TO BE DONE
All the data should come back exactly as it was given.

RAW RECORDS
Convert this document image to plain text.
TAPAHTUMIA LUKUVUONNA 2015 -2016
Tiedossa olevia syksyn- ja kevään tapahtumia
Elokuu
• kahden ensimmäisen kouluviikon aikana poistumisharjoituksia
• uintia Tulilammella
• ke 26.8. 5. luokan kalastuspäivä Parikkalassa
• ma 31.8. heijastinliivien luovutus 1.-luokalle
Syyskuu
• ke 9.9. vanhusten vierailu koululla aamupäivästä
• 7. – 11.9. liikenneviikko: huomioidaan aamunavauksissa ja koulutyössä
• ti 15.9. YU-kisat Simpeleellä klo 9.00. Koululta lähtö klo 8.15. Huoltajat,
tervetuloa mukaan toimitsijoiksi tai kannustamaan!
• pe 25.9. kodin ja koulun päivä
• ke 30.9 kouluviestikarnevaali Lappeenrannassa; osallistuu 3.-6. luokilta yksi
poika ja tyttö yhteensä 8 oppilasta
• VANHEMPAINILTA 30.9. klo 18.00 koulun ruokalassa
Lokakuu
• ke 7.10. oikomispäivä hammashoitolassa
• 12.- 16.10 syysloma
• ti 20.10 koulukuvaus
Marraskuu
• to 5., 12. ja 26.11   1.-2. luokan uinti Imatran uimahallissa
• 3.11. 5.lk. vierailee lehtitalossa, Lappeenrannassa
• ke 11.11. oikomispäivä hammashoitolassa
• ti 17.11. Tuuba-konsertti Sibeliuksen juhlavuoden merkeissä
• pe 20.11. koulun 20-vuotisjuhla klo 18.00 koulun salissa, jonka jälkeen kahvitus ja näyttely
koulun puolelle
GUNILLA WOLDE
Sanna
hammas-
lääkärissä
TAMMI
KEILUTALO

COMPLETE ANSWER
Convert this document image to plain text.
TAPAHTUMIA LUKUVUONNA 2015 -2016
Tiedossa olevia syksyn- ja kevään tapahtumia
Elokuu
• kahden ensimmäisen kouluviikon aikana poistumisharjoituksia
• uintia Tulilammella
• ke 26.8. 5. luokan kalastuspäivä Parikkalassa
• ma 31.8. heijastinliivien luovutus 1.-luokalle
Syyskuu
• ke 9.9. vanhusten vierailu koululla aamupäivästä
• 7. – 11.9. liikenneviikko: huomioidaan aamunavauksissa ja koulutyössä
• ti 15.9. YU-kisat Simpeleellä klo 9.00. Koululta lähtö klo 8.15. Huoltajat,
tervetuloa mukaan toimitsijoiksi tai kannustamaan!
• pe 25.9. kodin ja koulun päivä
• ke 30.9 kouluviestikarnevaali Lappeenrannassa; osallistuu 3.-6. luokilta yksi
poika ja tyttö yhteensä 8 oppilasta
• VANHEMPAINILTA 30.9. klo 18.00 koulun ruokalassa
Lokakuu
• ke 7.10. oikomispäivä hammashoitolassa
• 12.- 16.10 syysloma
• ti 20.10 koulukuvaus
Marraskuu
• to 5., 12. ja 26.11   1.-2. luokan uinti Imatran uimahallissa
• 3.11. 5.lk. vierailee lehtitalossa, Lappeenrannassa
• ke 11.11. oikomispäivä hammashoitolassa
• ti 17.11. Tuuba-konsertti Sibeliuksen juhlavuoden merkeissä
• pe 20.11. koulun 20-vuotisjuhla klo 18.00 koulun salissa, jonka jälkeen kahvitus ja näyttely
koulun puolelle
GUNILLA WOLDE
Sanna
hammas-
lääkärissä
TAMMI
KEILUTALO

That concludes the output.